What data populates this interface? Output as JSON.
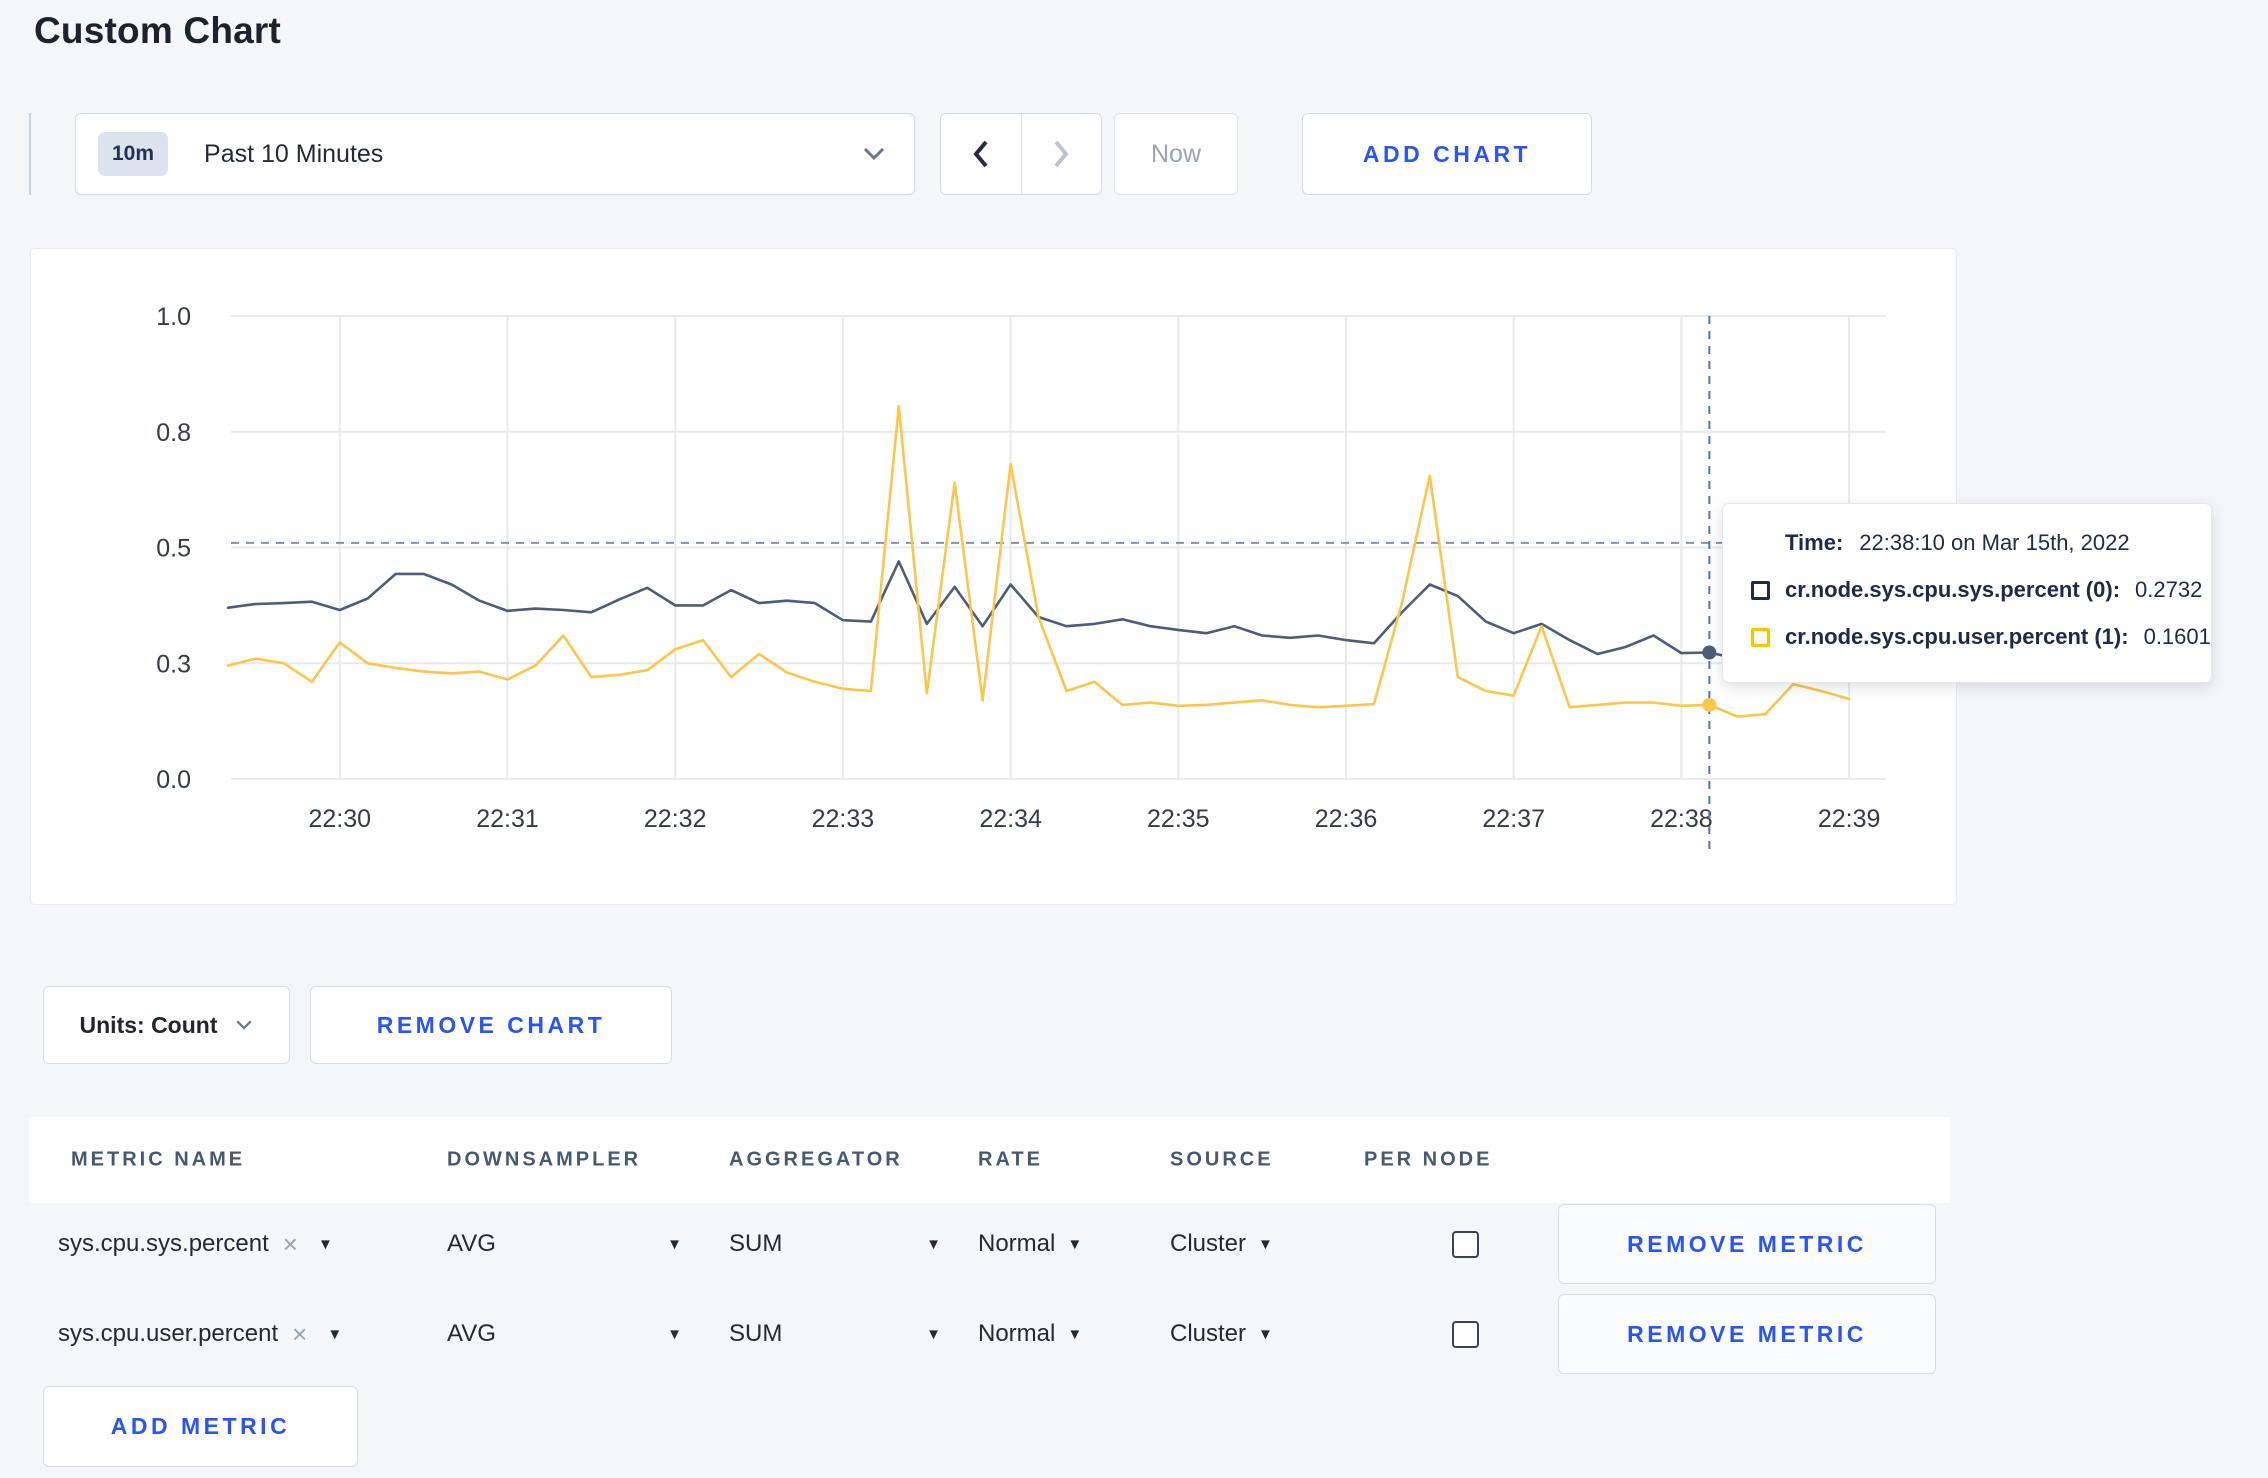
{
  "page": {
    "title": "Custom Chart"
  },
  "toolbar": {
    "time_window_badge": "10m",
    "time_window_label": "Past 10 Minutes",
    "now_label": "Now",
    "add_chart_label": "ADD CHART"
  },
  "chart_data": {
    "type": "line",
    "title": "",
    "xlabel": "",
    "ylabel": "",
    "ylim": [
      0,
      1
    ],
    "grid": true,
    "y_ticks": [
      {
        "value": 0.0,
        "label": "0.0"
      },
      {
        "value": 0.25,
        "label": "0.3"
      },
      {
        "value": 0.5,
        "label": "0.5"
      },
      {
        "value": 0.75,
        "label": "0.8"
      },
      {
        "value": 1.0,
        "label": "1.0"
      }
    ],
    "x_tick_labels": [
      "22:30",
      "22:31",
      "22:32",
      "22:33",
      "22:34",
      "22:35",
      "22:36",
      "22:37",
      "22:38",
      "22:39"
    ],
    "x_tick_indices": [
      4,
      10,
      16,
      22,
      28,
      34,
      40,
      46,
      52,
      58
    ],
    "point_interval_seconds": 10,
    "start_time": "22:29:20",
    "series": [
      {
        "name": "cr.node.sys.cpu.sys.percent",
        "color": "#4d5c7a",
        "values": [
          0.37,
          0.378,
          0.38,
          0.383,
          0.365,
          0.39,
          0.443,
          0.443,
          0.42,
          0.385,
          0.363,
          0.368,
          0.365,
          0.36,
          0.388,
          0.413,
          0.375,
          0.375,
          0.408,
          0.38,
          0.385,
          0.38,
          0.343,
          0.34,
          0.47,
          0.335,
          0.415,
          0.33,
          0.42,
          0.35,
          0.33,
          0.335,
          0.345,
          0.33,
          0.322,
          0.315,
          0.33,
          0.31,
          0.305,
          0.31,
          0.3,
          0.293,
          0.36,
          0.42,
          0.395,
          0.34,
          0.315,
          0.335,
          0.3,
          0.27,
          0.285,
          0.31,
          0.272,
          0.2732,
          0.26,
          0.265,
          0.27,
          0.265,
          0.27
        ]
      },
      {
        "name": "cr.node.sys.cpu.user.percent",
        "color": "#fdc64a",
        "values": [
          0.245,
          0.26,
          0.25,
          0.21,
          0.295,
          0.25,
          0.24,
          0.232,
          0.228,
          0.232,
          0.215,
          0.245,
          0.31,
          0.22,
          0.225,
          0.235,
          0.28,
          0.3,
          0.22,
          0.27,
          0.23,
          0.21,
          0.195,
          0.19,
          0.805,
          0.185,
          0.64,
          0.17,
          0.68,
          0.35,
          0.19,
          0.21,
          0.16,
          0.165,
          0.158,
          0.16,
          0.165,
          0.17,
          0.16,
          0.155,
          0.158,
          0.162,
          0.38,
          0.655,
          0.22,
          0.19,
          0.18,
          0.33,
          0.155,
          0.16,
          0.165,
          0.165,
          0.158,
          0.1601,
          0.135,
          0.14,
          0.205,
          0.19,
          0.173
        ]
      }
    ],
    "crosshair": {
      "index": 53,
      "h_value": 0.51
    },
    "legend_position": "tooltip"
  },
  "tooltip": {
    "time_label": "Time:",
    "time_value": "22:38:10 on Mar 15th, 2022",
    "series": [
      {
        "name": "cr.node.sys.cpu.sys.percent (0):",
        "value": "0.2732",
        "swatch_color": "#1f2a48"
      },
      {
        "name": "cr.node.sys.cpu.user.percent (1):",
        "value": "0.1601",
        "swatch_color": "#ffc107"
      }
    ]
  },
  "chart_footer": {
    "units_label": "Units: Count",
    "remove_chart_label": "REMOVE CHART"
  },
  "metrics_table": {
    "headers": [
      "METRIC NAME",
      "DOWNSAMPLER",
      "AGGREGATOR",
      "RATE",
      "SOURCE",
      "PER NODE"
    ],
    "rows": [
      {
        "metric": "sys.cpu.sys.percent",
        "downsampler": "AVG",
        "aggregator": "SUM",
        "rate": "Normal",
        "source": "Cluster",
        "per_node_checked": false,
        "remove_label": "REMOVE METRIC"
      },
      {
        "metric": "sys.cpu.user.percent",
        "downsampler": "AVG",
        "aggregator": "SUM",
        "rate": "Normal",
        "source": "Cluster",
        "per_node_checked": false,
        "remove_label": "REMOVE METRIC"
      }
    ],
    "add_metric_label": "ADD METRIC",
    "close_glyph": "×",
    "caret_glyph": "▼"
  }
}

#####

* Your objective:
Please repeat the entries exactly. Do not include the pictures.

* Answer to the task:
What data populates this interface? Output as JSON.
{
  "page": {
    "title": "Custom Chart"
  },
  "toolbar": {
    "time_window_badge": "10m",
    "time_window_label": "Past 10 Minutes",
    "now_label": "Now",
    "add_chart_label": "ADD CHART"
  },
  "chart_data": {
    "type": "line",
    "title": "",
    "xlabel": "",
    "ylabel": "",
    "ylim": [
      0,
      1
    ],
    "grid": true,
    "y_ticks": [
      {
        "value": 0.0,
        "label": "0.0"
      },
      {
        "value": 0.25,
        "label": "0.3"
      },
      {
        "value": 0.5,
        "label": "0.5"
      },
      {
        "value": 0.75,
        "label": "0.8"
      },
      {
        "value": 1.0,
        "label": "1.0"
      }
    ],
    "x_tick_labels": [
      "22:30",
      "22:31",
      "22:32",
      "22:33",
      "22:34",
      "22:35",
      "22:36",
      "22:37",
      "22:38",
      "22:39"
    ],
    "x_tick_indices": [
      4,
      10,
      16,
      22,
      28,
      34,
      40,
      46,
      52,
      58
    ],
    "point_interval_seconds": 10,
    "start_time": "22:29:20",
    "series": [
      {
        "name": "cr.node.sys.cpu.sys.percent",
        "color": "#4d5c7a",
        "values": [
          0.37,
          0.378,
          0.38,
          0.383,
          0.365,
          0.39,
          0.443,
          0.443,
          0.42,
          0.385,
          0.363,
          0.368,
          0.365,
          0.36,
          0.388,
          0.413,
          0.375,
          0.375,
          0.408,
          0.38,
          0.385,
          0.38,
          0.343,
          0.34,
          0.47,
          0.335,
          0.415,
          0.33,
          0.42,
          0.35,
          0.33,
          0.335,
          0.345,
          0.33,
          0.322,
          0.315,
          0.33,
          0.31,
          0.305,
          0.31,
          0.3,
          0.293,
          0.36,
          0.42,
          0.395,
          0.34,
          0.315,
          0.335,
          0.3,
          0.27,
          0.285,
          0.31,
          0.272,
          0.2732,
          0.26,
          0.265,
          0.27,
          0.265,
          0.27
        ]
      },
      {
        "name": "cr.node.sys.cpu.user.percent",
        "color": "#fdc64a",
        "values": [
          0.245,
          0.26,
          0.25,
          0.21,
          0.295,
          0.25,
          0.24,
          0.232,
          0.228,
          0.232,
          0.215,
          0.245,
          0.31,
          0.22,
          0.225,
          0.235,
          0.28,
          0.3,
          0.22,
          0.27,
          0.23,
          0.21,
          0.195,
          0.19,
          0.805,
          0.185,
          0.64,
          0.17,
          0.68,
          0.35,
          0.19,
          0.21,
          0.16,
          0.165,
          0.158,
          0.16,
          0.165,
          0.17,
          0.16,
          0.155,
          0.158,
          0.162,
          0.38,
          0.655,
          0.22,
          0.19,
          0.18,
          0.33,
          0.155,
          0.16,
          0.165,
          0.165,
          0.158,
          0.1601,
          0.135,
          0.14,
          0.205,
          0.19,
          0.173
        ]
      }
    ],
    "crosshair": {
      "index": 53,
      "h_value": 0.51
    },
    "legend_position": "tooltip"
  },
  "tooltip": {
    "time_label": "Time:",
    "time_value": "22:38:10 on Mar 15th, 2022",
    "series": [
      {
        "name": "cr.node.sys.cpu.sys.percent (0):",
        "value": "0.2732",
        "swatch_color": "#1f2a48"
      },
      {
        "name": "cr.node.sys.cpu.user.percent (1):",
        "value": "0.1601",
        "swatch_color": "#ffc107"
      }
    ]
  },
  "chart_footer": {
    "units_label": "Units: Count",
    "remove_chart_label": "REMOVE CHART"
  },
  "metrics_table": {
    "headers": [
      "METRIC NAME",
      "DOWNSAMPLER",
      "AGGREGATOR",
      "RATE",
      "SOURCE",
      "PER NODE"
    ],
    "rows": [
      {
        "metric": "sys.cpu.sys.percent",
        "downsampler": "AVG",
        "aggregator": "SUM",
        "rate": "Normal",
        "source": "Cluster",
        "per_node_checked": false,
        "remove_label": "REMOVE METRIC"
      },
      {
        "metric": "sys.cpu.user.percent",
        "downsampler": "AVG",
        "aggregator": "SUM",
        "rate": "Normal",
        "source": "Cluster",
        "per_node_checked": false,
        "remove_label": "REMOVE METRIC"
      }
    ],
    "add_metric_label": "ADD METRIC",
    "close_glyph": "×",
    "caret_glyph": "▼"
  }
}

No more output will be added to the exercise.